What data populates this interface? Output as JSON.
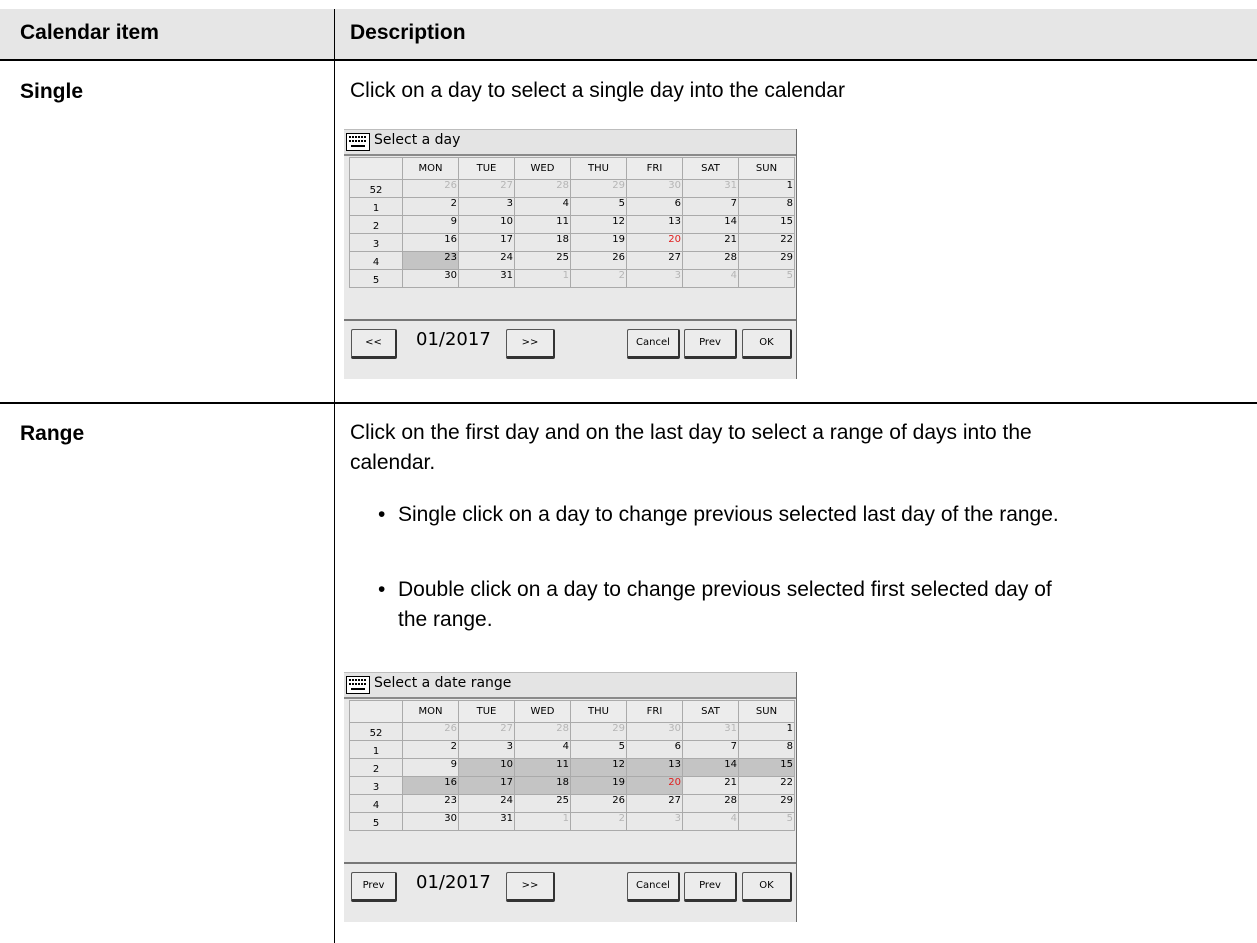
{
  "table": {
    "headers": [
      "Calendar item",
      "Description"
    ],
    "rows": [
      {
        "item": "Single",
        "description": "Click on a day to select a single day into the calendar"
      },
      {
        "item": "Range",
        "description_line1": "Click on the first day and on the last day to select a range of days into the",
        "description_line2": "calendar.",
        "bullets": [
          {
            "line1": "Single click on a day to change previous selected last day of the range."
          },
          {
            "line1": "Double click on a day to change previous selected first selected day of",
            "line2": "the range."
          }
        ]
      }
    ]
  },
  "calendar_single": {
    "title": "Select a day",
    "weekdays": [
      "MON",
      "TUE",
      "WED",
      "THU",
      "FRI",
      "SAT",
      "SUN"
    ],
    "weeks": [
      {
        "wk": "52",
        "days": [
          "26",
          "27",
          "28",
          "29",
          "30",
          "31",
          "1"
        ]
      },
      {
        "wk": "1",
        "days": [
          "2",
          "3",
          "4",
          "5",
          "6",
          "7",
          "8"
        ]
      },
      {
        "wk": "2",
        "days": [
          "9",
          "10",
          "11",
          "12",
          "13",
          "14",
          "15"
        ]
      },
      {
        "wk": "3",
        "days": [
          "16",
          "17",
          "18",
          "19",
          "20",
          "21",
          "22"
        ]
      },
      {
        "wk": "4",
        "days": [
          "23",
          "24",
          "25",
          "26",
          "27",
          "28",
          "29"
        ]
      },
      {
        "wk": "5",
        "days": [
          "30",
          "31",
          "1",
          "2",
          "3",
          "4",
          "5"
        ]
      }
    ],
    "prev_nav_label": "<<",
    "next_nav_label": ">>",
    "period": "01/2017",
    "cancel_label": "Cancel",
    "prev_label": "Prev",
    "ok_label": "OK"
  },
  "calendar_range": {
    "title": "Select a date range",
    "weekdays": [
      "MON",
      "TUE",
      "WED",
      "THU",
      "FRI",
      "SAT",
      "SUN"
    ],
    "weeks": [
      {
        "wk": "52",
        "days": [
          "26",
          "27",
          "28",
          "29",
          "30",
          "31",
          "1"
        ]
      },
      {
        "wk": "1",
        "days": [
          "2",
          "3",
          "4",
          "5",
          "6",
          "7",
          "8"
        ]
      },
      {
        "wk": "2",
        "days": [
          "9",
          "10",
          "11",
          "12",
          "13",
          "14",
          "15"
        ]
      },
      {
        "wk": "3",
        "days": [
          "16",
          "17",
          "18",
          "19",
          "20",
          "21",
          "22"
        ]
      },
      {
        "wk": "4",
        "days": [
          "23",
          "24",
          "25",
          "26",
          "27",
          "28",
          "29"
        ]
      },
      {
        "wk": "5",
        "days": [
          "30",
          "31",
          "1",
          "2",
          "3",
          "4",
          "5"
        ]
      }
    ],
    "prev_nav_label": "Prev",
    "next_nav_label": ">>",
    "period": "01/2017",
    "cancel_label": "Cancel",
    "prev_label": "Prev",
    "ok_label": "OK"
  },
  "colors": {
    "today": "#e02020",
    "selected": "#c4c4c4",
    "other_month": "#b5b5b5"
  }
}
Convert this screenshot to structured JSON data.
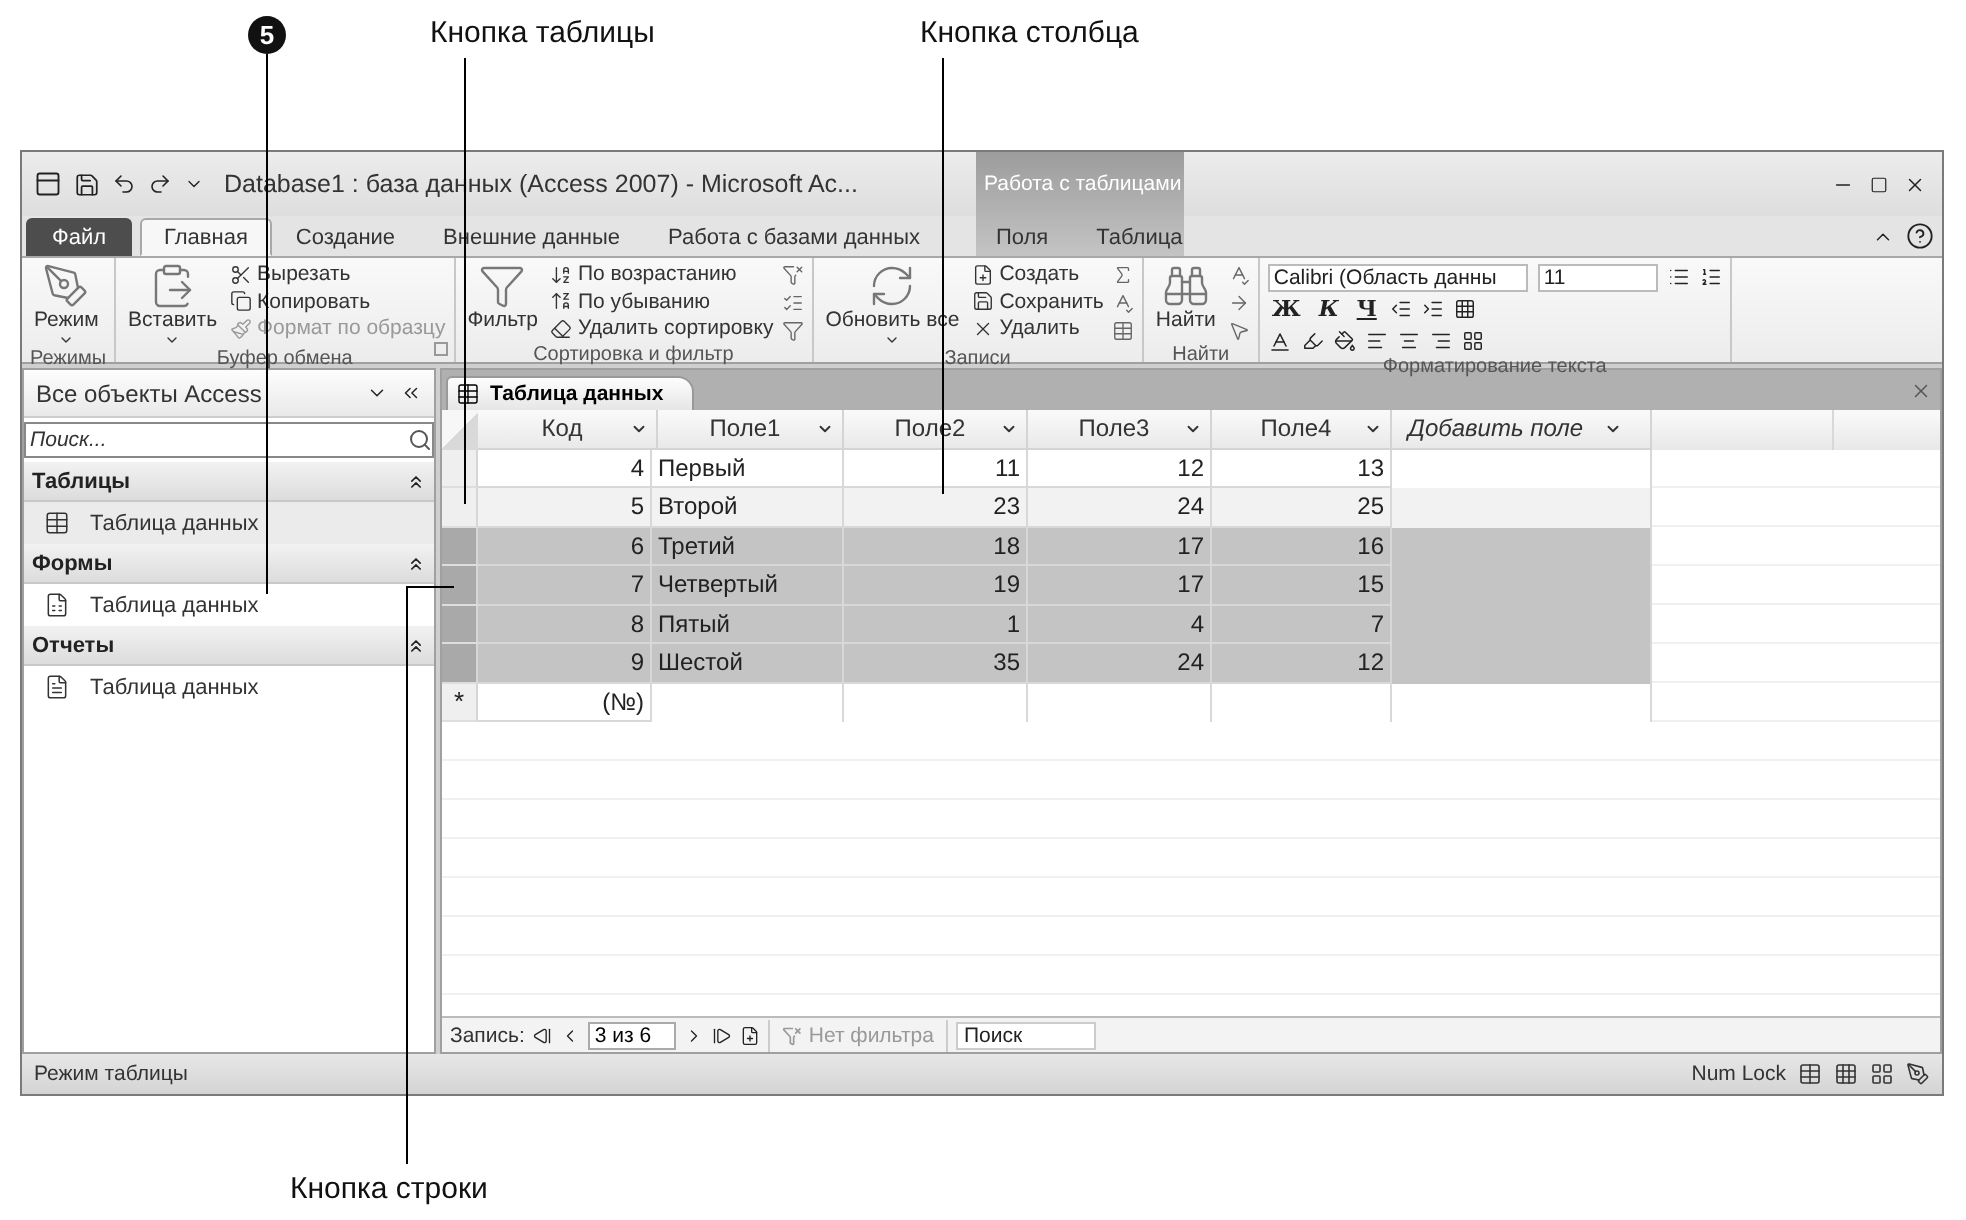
{
  "callouts": {
    "badge": "5",
    "top": [
      "Кнопка таблицы",
      "Кнопка столбца"
    ],
    "bottom": "Кнопка строки"
  },
  "window": {
    "title": "Database1 : база данных (Access 2007)  -  Microsoft Ac...",
    "context_group": "Работа с таблицами"
  },
  "tabs": [
    {
      "label": "Файл",
      "kind": "file",
      "selected": false
    },
    {
      "label": "Главная",
      "kind": "tab",
      "selected": true
    },
    {
      "label": "Создание",
      "kind": "tab",
      "selected": false
    },
    {
      "label": "Внешние данные",
      "kind": "tab",
      "selected": false
    },
    {
      "label": "Работа с базами данных",
      "kind": "tab",
      "selected": false
    },
    {
      "label": "Поля",
      "kind": "context",
      "selected": false
    },
    {
      "label": "Таблица",
      "kind": "context",
      "selected": false
    }
  ],
  "ribbon": [
    {
      "label": "Режимы",
      "large": "Режим",
      "large_dropdown": true,
      "launcher": false
    },
    {
      "label": "Буфер обмена",
      "large": "Вставить",
      "large_dropdown": true,
      "small": [
        {
          "label": "Вырезать",
          "disabled": false
        },
        {
          "label": "Копировать",
          "disabled": false
        },
        {
          "label": "Формат по образцу",
          "disabled": true
        }
      ],
      "launcher": true
    },
    {
      "label": "Сортировка и фильтр",
      "large": "Фильтр",
      "large_dropdown": false,
      "small": [
        {
          "label": "По возрастанию",
          "disabled": false
        },
        {
          "label": "По убыванию",
          "disabled": false
        },
        {
          "label": "Удалить сортировку",
          "disabled": false
        }
      ],
      "launcher": false
    },
    {
      "label": "Записи",
      "large": "Обновить все",
      "large_dropdown": true,
      "small": [
        {
          "label": "Создать",
          "disabled": false
        },
        {
          "label": "Сохранить",
          "disabled": false
        },
        {
          "label": "Удалить",
          "disabled": false
        }
      ],
      "launcher": false
    },
    {
      "label": "Найти",
      "large": "Найти",
      "large_dropdown": false,
      "launcher": false
    }
  ],
  "formatting": {
    "label": "Форматирование текста",
    "font": "Calibri (Область данны",
    "size": "11",
    "style_buttons": [
      "Ж",
      "К",
      "Ч"
    ]
  },
  "nav": {
    "title": "Все объекты Access",
    "search_placeholder": "Поиск...",
    "groups": [
      {
        "label": "Таблицы",
        "items": [
          {
            "label": "Таблица данных",
            "kind": "table",
            "selected": true
          }
        ]
      },
      {
        "label": "Формы",
        "items": [
          {
            "label": "Таблица данных",
            "kind": "form",
            "selected": false
          }
        ]
      },
      {
        "label": "Отчеты",
        "items": [
          {
            "label": "Таблица данных",
            "kind": "report",
            "selected": false
          }
        ]
      }
    ]
  },
  "datasheet": {
    "tab": "Таблица данных",
    "columns": [
      {
        "label": "Код",
        "kind": "number"
      },
      {
        "label": "Поле1",
        "kind": "text"
      },
      {
        "label": "Поле2",
        "kind": "number"
      },
      {
        "label": "Поле3",
        "kind": "number"
      },
      {
        "label": "Поле4",
        "kind": "number"
      },
      {
        "label": "Добавить поле",
        "kind": "add"
      }
    ],
    "rows": [
      {
        "cells": [
          "4",
          "Первый",
          "11",
          "12",
          "13"
        ],
        "selected": false
      },
      {
        "cells": [
          "5",
          "Второй",
          "23",
          "24",
          "25"
        ],
        "selected": false
      },
      {
        "cells": [
          "6",
          "Третий",
          "18",
          "17",
          "16"
        ],
        "selected": true
      },
      {
        "cells": [
          "7",
          "Четвертый",
          "19",
          "17",
          "15"
        ],
        "selected": true
      },
      {
        "cells": [
          "8",
          "Пятый",
          "1",
          "4",
          "7"
        ],
        "selected": true
      },
      {
        "cells": [
          "9",
          "Шестой",
          "35",
          "24",
          "12"
        ],
        "selected": true
      }
    ],
    "new_row": {
      "marker": "*",
      "id": "(№)"
    }
  },
  "record_nav": {
    "label": "Запись:",
    "position": "3 из 6",
    "filter": "Нет фильтра",
    "search_placeholder": "Поиск"
  },
  "status": {
    "mode": "Режим таблицы",
    "num_lock": "Num Lock"
  }
}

Set task: All of the lines above should be printed exactly, minus the pictures.

Answer to this task:
What data populates this interface? Output as JSON.
{
  "table": {
    "headers": [
      "Calendar item",
      "Description"
    ],
    "rows": [
      {
        "item": "Single",
        "description": "Click on a day to select a single day into the calendar"
      },
      {
        "item": "Range",
        "description_line1": "Click on the first day and on the last day to select a range of days into the",
        "description_line2": "calendar.",
        "bullets": [
          {
            "line1": "Single click on a day to change previous selected last day of the range."
          },
          {
            "line1": "Double click on a day to change previous selected first selected day of",
            "line2": "the range."
          }
        ]
      }
    ]
  },
  "calendar_single": {
    "title": "Select a day",
    "weekdays": [
      "MON",
      "TUE",
      "WED",
      "THU",
      "FRI",
      "SAT",
      "SUN"
    ],
    "weeks": [
      {
        "wk": "52",
        "days": [
          "26",
          "27",
          "28",
          "29",
          "30",
          "31",
          "1"
        ]
      },
      {
        "wk": "1",
        "days": [
          "2",
          "3",
          "4",
          "5",
          "6",
          "7",
          "8"
        ]
      },
      {
        "wk": "2",
        "days": [
          "9",
          "10",
          "11",
          "12",
          "13",
          "14",
          "15"
        ]
      },
      {
        "wk": "3",
        "days": [
          "16",
          "17",
          "18",
          "19",
          "20",
          "21",
          "22"
        ]
      },
      {
        "wk": "4",
        "days": [
          "23",
          "24",
          "25",
          "26",
          "27",
          "28",
          "29"
        ]
      },
      {
        "wk": "5",
        "days": [
          "30",
          "31",
          "1",
          "2",
          "3",
          "4",
          "5"
        ]
      }
    ],
    "prev_nav_label": "<<",
    "next_nav_label": ">>",
    "period": "01/2017",
    "cancel_label": "Cancel",
    "prev_label": "Prev",
    "ok_label": "OK"
  },
  "calendar_range": {
    "title": "Select a date range",
    "weekdays": [
      "MON",
      "TUE",
      "WED",
      "THU",
      "FRI",
      "SAT",
      "SUN"
    ],
    "weeks": [
      {
        "wk": "52",
        "days": [
          "26",
          "27",
          "28",
          "29",
          "30",
          "31",
          "1"
        ]
      },
      {
        "wk": "1",
        "days": [
          "2",
          "3",
          "4",
          "5",
          "6",
          "7",
          "8"
        ]
      },
      {
        "wk": "2",
        "days": [
          "9",
          "10",
          "11",
          "12",
          "13",
          "14",
          "15"
        ]
      },
      {
        "wk": "3",
        "days": [
          "16",
          "17",
          "18",
          "19",
          "20",
          "21",
          "22"
        ]
      },
      {
        "wk": "4",
        "days": [
          "23",
          "24",
          "25",
          "26",
          "27",
          "28",
          "29"
        ]
      },
      {
        "wk": "5",
        "days": [
          "30",
          "31",
          "1",
          "2",
          "3",
          "4",
          "5"
        ]
      }
    ],
    "prev_nav_label": "Prev",
    "next_nav_label": ">>",
    "period": "01/2017",
    "cancel_label": "Cancel",
    "prev_label": "Prev",
    "ok_label": "OK"
  },
  "colors": {
    "today": "#e02020",
    "selected": "#c4c4c4",
    "other_month": "#b5b5b5"
  }
}
Convert this screenshot to structured JSON data.
{
  "callouts": {
    "badge": "5",
    "top": [
      "Кнопка таблицы",
      "Кнопка столбца"
    ],
    "bottom": "Кнопка строки"
  },
  "window": {
    "title": "Database1 : база данных (Access 2007)  -  Microsoft Ac...",
    "context_group": "Работа с таблицами"
  },
  "tabs": [
    {
      "label": "Файл",
      "kind": "file",
      "selected": false
    },
    {
      "label": "Главная",
      "kind": "tab",
      "selected": true
    },
    {
      "label": "Создание",
      "kind": "tab",
      "selected": false
    },
    {
      "label": "Внешние данные",
      "kind": "tab",
      "selected": false
    },
    {
      "label": "Работа с базами данных",
      "kind": "tab",
      "selected": false
    },
    {
      "label": "Поля",
      "kind": "context",
      "selected": false
    },
    {
      "label": "Таблица",
      "kind": "context",
      "selected": false
    }
  ],
  "ribbon": [
    {
      "label": "Режимы",
      "large": "Режим",
      "large_dropdown": true,
      "launcher": false
    },
    {
      "label": "Буфер обмена",
      "large": "Вставить",
      "large_dropdown": true,
      "small": [
        {
          "label": "Вырезать",
          "disabled": false
        },
        {
          "label": "Копировать",
          "disabled": false
        },
        {
          "label": "Формат по образцу",
          "disabled": true
        }
      ],
      "launcher": true
    },
    {
      "label": "Сортировка и фильтр",
      "large": "Фильтр",
      "large_dropdown": false,
      "small": [
        {
          "label": "По возрастанию",
          "disabled": false
        },
        {
          "label": "По убыванию",
          "disabled": false
        },
        {
          "label": "Удалить сортировку",
          "disabled": false
        }
      ],
      "launcher": false
    },
    {
      "label": "Записи",
      "large": "Обновить все",
      "large_dropdown": true,
      "small": [
        {
          "label": "Создать",
          "disabled": false
        },
        {
          "label": "Сохранить",
          "disabled": false
        },
        {
          "label": "Удалить",
          "disabled": false
        }
      ],
      "launcher": false
    },
    {
      "label": "Найти",
      "large": "Найти",
      "large_dropdown": false,
      "launcher": false
    }
  ],
  "formatting": {
    "label": "Форматирование текста",
    "font": "Calibri (Область данны",
    "size": "11",
    "style_buttons": [
      "Ж",
      "К",
      "Ч"
    ]
  },
  "nav": {
    "title": "Все объекты Access",
    "search_placeholder": "Поиск...",
    "groups": [
      {
        "label": "Таблицы",
        "items": [
          {
            "label": "Таблица данных",
            "kind": "table",
            "selected": true
          }
        ]
      },
      {
        "label": "Формы",
        "items": [
          {
            "label": "Таблица данных",
            "kind": "form",
            "selected": false
          }
        ]
      },
      {
        "label": "Отчеты",
        "items": [
          {
            "label": "Таблица данных",
            "kind": "report",
            "selected": false
          }
        ]
      }
    ]
  },
  "datasheet": {
    "tab": "Таблица данных",
    "columns": [
      {
        "label": "Код",
        "kind": "number"
      },
      {
        "label": "Поле1",
        "kind": "text"
      },
      {
        "label": "Поле2",
        "kind": "number"
      },
      {
        "label": "Поле3",
        "kind": "number"
      },
      {
        "label": "Поле4",
        "kind": "number"
      },
      {
        "label": "Добавить поле",
        "kind": "add"
      }
    ],
    "rows": [
      {
        "cells": [
          "4",
          "Первый",
          "11",
          "12",
          "13"
        ],
        "selected": false
      },
      {
        "cells": [
          "5",
          "Второй",
          "23",
          "24",
          "25"
        ],
        "selected": false
      },
      {
        "cells": [
          "6",
          "Третий",
          "18",
          "17",
          "16"
        ],
        "selected": true
      },
      {
        "cells": [
          "7",
          "Четвертый",
          "19",
          "17",
          "15"
        ],
        "selected": true
      },
      {
        "cells": [
          "8",
          "Пятый",
          "1",
          "4",
          "7"
        ],
        "selected": true
      },
      {
        "cells": [
          "9",
          "Шестой",
          "35",
          "24",
          "12"
        ],
        "selected": true
      }
    ],
    "new_row": {
      "marker": "*",
      "id": "(№)"
    }
  },
  "record_nav": {
    "label": "Запись:",
    "position": "3 из 6",
    "filter": "Нет фильтра",
    "search_placeholder": "Поиск"
  },
  "status": {
    "mode": "Режим таблицы",
    "num_lock": "Num Lock"
  }
}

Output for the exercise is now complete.